SHORT TASK
Rewrite everything from the line containing "lat-tick-label: 25S — [12, 449, 31, 460]" down to the line containing "contour-label-bg — [473, 328, 500, 339]", substituting "national-boundary" for "country-border" and changing nothing else. Give only those lines.

STORED DATA
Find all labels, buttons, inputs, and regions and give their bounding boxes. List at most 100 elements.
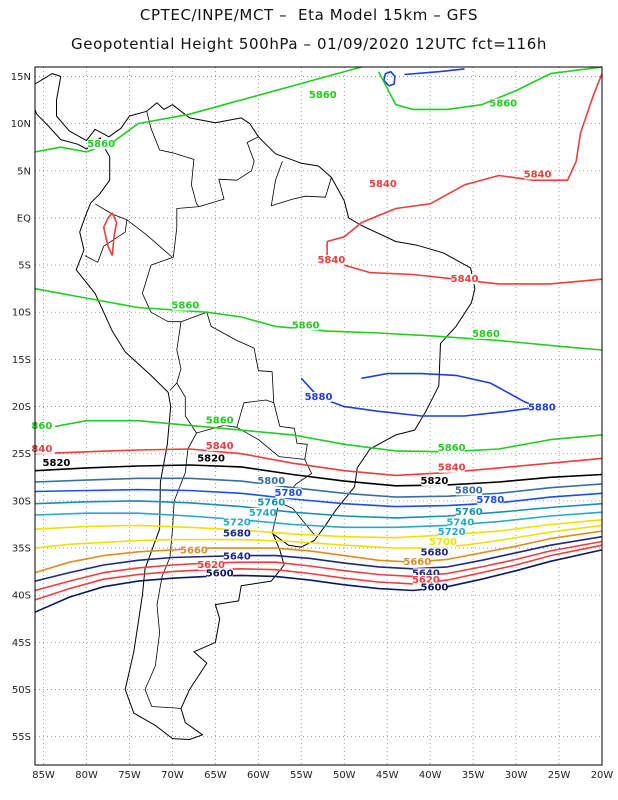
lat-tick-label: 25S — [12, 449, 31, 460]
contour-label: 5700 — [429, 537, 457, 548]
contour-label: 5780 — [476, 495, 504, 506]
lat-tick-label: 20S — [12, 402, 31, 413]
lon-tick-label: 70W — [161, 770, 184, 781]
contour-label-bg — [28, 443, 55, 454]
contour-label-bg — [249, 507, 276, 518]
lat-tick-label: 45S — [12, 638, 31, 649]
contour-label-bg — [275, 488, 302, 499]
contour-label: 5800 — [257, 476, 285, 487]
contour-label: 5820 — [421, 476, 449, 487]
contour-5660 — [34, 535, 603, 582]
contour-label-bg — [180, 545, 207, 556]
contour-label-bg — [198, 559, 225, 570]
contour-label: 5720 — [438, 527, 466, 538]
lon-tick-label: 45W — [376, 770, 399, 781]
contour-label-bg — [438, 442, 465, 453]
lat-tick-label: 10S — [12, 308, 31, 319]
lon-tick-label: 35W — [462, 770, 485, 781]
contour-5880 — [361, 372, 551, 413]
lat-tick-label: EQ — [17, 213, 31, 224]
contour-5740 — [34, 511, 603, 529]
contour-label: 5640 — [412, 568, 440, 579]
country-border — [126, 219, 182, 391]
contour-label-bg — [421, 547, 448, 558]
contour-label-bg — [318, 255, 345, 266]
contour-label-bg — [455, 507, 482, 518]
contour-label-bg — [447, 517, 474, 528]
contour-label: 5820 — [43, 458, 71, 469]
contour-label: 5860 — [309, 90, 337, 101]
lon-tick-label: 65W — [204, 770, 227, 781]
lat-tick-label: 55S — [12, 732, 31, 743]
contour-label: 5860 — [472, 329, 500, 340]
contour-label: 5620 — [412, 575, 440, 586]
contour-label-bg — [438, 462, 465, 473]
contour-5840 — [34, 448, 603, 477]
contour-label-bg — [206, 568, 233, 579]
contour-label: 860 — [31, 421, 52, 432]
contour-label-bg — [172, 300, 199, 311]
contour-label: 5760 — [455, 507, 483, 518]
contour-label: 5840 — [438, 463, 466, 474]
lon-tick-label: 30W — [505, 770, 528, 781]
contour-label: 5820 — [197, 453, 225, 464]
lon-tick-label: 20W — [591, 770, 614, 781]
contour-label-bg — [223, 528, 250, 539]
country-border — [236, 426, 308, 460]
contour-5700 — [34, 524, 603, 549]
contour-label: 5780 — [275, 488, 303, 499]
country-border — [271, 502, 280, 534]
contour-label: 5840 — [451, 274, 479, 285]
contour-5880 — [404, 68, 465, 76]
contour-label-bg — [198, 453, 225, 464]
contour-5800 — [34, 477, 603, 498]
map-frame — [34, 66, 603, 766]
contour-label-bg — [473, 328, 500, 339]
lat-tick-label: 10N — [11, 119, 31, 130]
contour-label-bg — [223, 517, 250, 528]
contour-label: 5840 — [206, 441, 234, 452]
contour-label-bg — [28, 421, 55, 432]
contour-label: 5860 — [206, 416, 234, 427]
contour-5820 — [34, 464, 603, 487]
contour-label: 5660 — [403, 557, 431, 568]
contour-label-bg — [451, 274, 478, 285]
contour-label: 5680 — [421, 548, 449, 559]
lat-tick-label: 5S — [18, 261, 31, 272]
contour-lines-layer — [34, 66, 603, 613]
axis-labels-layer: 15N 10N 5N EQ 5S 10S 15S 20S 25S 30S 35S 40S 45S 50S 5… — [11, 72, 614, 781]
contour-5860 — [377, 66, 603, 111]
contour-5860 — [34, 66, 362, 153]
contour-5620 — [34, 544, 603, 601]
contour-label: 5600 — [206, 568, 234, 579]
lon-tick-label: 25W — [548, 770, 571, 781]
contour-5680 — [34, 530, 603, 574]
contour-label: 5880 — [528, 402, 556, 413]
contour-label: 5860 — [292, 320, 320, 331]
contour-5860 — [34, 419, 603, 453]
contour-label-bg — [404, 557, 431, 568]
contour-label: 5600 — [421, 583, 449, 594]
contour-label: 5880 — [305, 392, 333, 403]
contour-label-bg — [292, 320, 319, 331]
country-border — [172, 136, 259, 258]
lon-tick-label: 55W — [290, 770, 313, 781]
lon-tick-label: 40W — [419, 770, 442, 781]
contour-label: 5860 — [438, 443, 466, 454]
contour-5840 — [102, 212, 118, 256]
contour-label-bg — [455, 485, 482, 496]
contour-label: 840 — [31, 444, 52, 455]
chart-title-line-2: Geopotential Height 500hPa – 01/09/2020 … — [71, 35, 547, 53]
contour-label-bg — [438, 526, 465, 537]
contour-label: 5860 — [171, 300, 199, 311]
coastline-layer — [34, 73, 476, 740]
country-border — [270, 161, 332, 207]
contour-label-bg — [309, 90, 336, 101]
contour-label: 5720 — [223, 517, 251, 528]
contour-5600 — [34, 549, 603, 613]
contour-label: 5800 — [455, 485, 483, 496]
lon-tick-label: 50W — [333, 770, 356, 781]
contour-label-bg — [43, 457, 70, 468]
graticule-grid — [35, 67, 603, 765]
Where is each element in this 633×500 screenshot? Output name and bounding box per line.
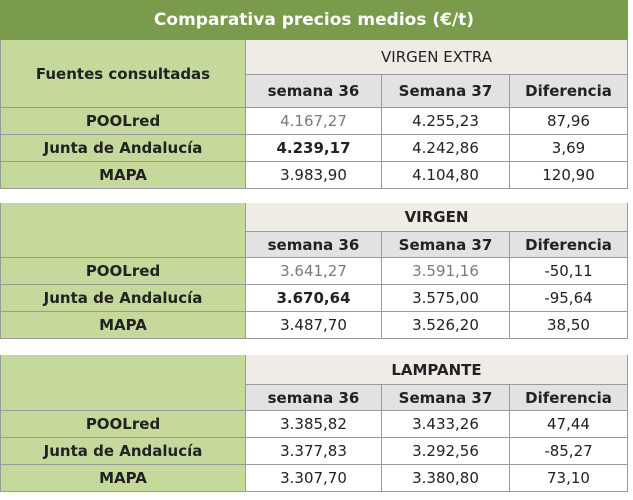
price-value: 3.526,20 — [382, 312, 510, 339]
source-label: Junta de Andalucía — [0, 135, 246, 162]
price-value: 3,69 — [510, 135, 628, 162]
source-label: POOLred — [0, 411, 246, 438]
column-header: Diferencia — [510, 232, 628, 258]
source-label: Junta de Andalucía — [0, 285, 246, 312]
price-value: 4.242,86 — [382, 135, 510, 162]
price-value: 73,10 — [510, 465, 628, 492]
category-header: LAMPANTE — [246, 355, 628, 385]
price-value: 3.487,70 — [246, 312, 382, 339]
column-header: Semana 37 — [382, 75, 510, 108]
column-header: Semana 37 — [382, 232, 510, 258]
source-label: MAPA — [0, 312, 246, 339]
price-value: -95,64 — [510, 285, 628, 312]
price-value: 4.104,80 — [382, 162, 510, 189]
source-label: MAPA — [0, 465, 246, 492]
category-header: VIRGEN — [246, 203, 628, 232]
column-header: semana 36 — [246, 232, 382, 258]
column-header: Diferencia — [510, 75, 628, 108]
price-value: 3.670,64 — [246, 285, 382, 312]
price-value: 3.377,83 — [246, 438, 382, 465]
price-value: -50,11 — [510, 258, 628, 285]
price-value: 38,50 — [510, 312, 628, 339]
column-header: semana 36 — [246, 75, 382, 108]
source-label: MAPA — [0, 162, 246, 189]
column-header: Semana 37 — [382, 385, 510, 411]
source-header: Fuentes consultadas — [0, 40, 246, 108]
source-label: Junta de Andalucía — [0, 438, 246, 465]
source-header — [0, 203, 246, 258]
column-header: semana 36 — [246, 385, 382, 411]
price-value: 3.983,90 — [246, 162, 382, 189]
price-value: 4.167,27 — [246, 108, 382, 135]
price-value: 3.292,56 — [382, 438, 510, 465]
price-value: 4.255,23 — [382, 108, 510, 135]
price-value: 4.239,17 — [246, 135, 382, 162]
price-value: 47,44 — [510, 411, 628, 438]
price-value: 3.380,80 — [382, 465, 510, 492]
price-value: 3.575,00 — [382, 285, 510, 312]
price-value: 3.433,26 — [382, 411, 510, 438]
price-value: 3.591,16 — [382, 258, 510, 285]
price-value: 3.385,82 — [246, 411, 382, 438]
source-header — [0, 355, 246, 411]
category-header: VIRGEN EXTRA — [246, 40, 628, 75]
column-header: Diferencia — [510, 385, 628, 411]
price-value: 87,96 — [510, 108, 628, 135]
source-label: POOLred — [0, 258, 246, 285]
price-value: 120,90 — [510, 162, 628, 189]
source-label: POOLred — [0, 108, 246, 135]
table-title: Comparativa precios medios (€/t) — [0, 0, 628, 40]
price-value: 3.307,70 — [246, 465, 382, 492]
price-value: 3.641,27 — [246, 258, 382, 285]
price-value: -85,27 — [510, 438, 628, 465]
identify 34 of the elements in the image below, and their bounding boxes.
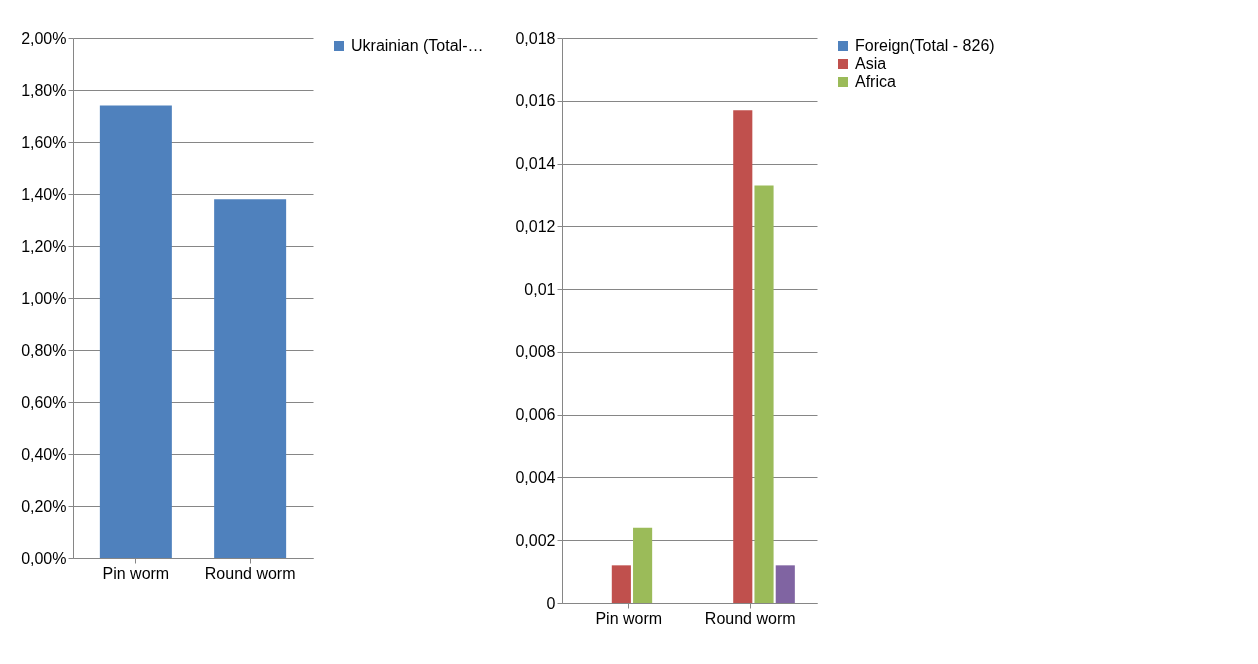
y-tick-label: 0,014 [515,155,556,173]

THE OUTPUT
lat-tick-label: 25S — [12, 449, 31, 460]
contour-label: 5700 — [429, 537, 457, 548]
contour-label: 5780 — [476, 495, 504, 506]
lat-tick-label: 20S — [12, 402, 31, 413]
lon-tick-label: 70W — [161, 770, 184, 781]
contour-label-bg — [28, 443, 55, 454]
contour-label-bg — [249, 507, 276, 518]
lat-tick-label: 45S — [12, 638, 31, 649]
contour-label-bg — [275, 488, 302, 499]
contour-label: 5800 — [257, 476, 285, 487]
contour-label: 5820 — [421, 476, 449, 487]
contour-5660 — [34, 535, 603, 582]
contour-label-bg — [180, 545, 207, 556]
contour-label-bg — [198, 559, 225, 570]
contour-label: 5720 — [438, 527, 466, 538]
lon-tick-label: 45W — [376, 770, 399, 781]
contour-label-bg — [438, 442, 465, 453]
lat-tick-label: 10S — [12, 308, 31, 319]
lon-tick-label: 35W — [462, 770, 485, 781]
contour-5880 — [361, 372, 551, 413]
lat-tick-label: EQ — [17, 213, 31, 224]
contour-5740 — [34, 511, 603, 529]
contour-label: 5640 — [412, 568, 440, 579]
national-boundary — [126, 219, 182, 391]
contour-label-bg — [421, 547, 448, 558]
contour-label-bg — [318, 255, 345, 266]
contour-label-bg — [455, 507, 482, 518]
contour-label-bg — [447, 517, 474, 528]
contour-label: 5820 — [43, 458, 71, 469]
contour-label: 5860 — [309, 90, 337, 101]
lon-tick-label: 65W — [204, 770, 227, 781]
lat-tick-label: 55S — [12, 732, 31, 743]
contour-label: 5860 — [472, 329, 500, 340]
contour-label: 5620 — [412, 575, 440, 586]
contour-label-bg — [438, 462, 465, 473]
contour-5840 — [34, 448, 603, 477]
contour-label-bg — [206, 568, 233, 579]
contour-label: 860 — [31, 421, 52, 432]
contour-label-bg — [172, 300, 199, 311]
contour-label: 5760 — [455, 507, 483, 518]
contour-label: 5840 — [438, 463, 466, 474]
lon-tick-label: 30W — [505, 770, 528, 781]
contour-label: 5820 — [197, 453, 225, 464]
lon-tick-label: 20W — [591, 770, 614, 781]
contour-label-bg — [223, 528, 250, 539]
national-boundary — [236, 426, 308, 460]
contour-5700 — [34, 524, 603, 549]
contour-label: 5780 — [275, 488, 303, 499]
national-boundary — [271, 502, 280, 534]
contour-label: 5840 — [451, 274, 479, 285]
contour-5880 — [404, 68, 465, 76]
contour-label-bg — [198, 453, 225, 464]
contour-5800 — [34, 477, 603, 498]
map-frame — [34, 66, 603, 766]
contour-label-bg — [473, 328, 500, 339]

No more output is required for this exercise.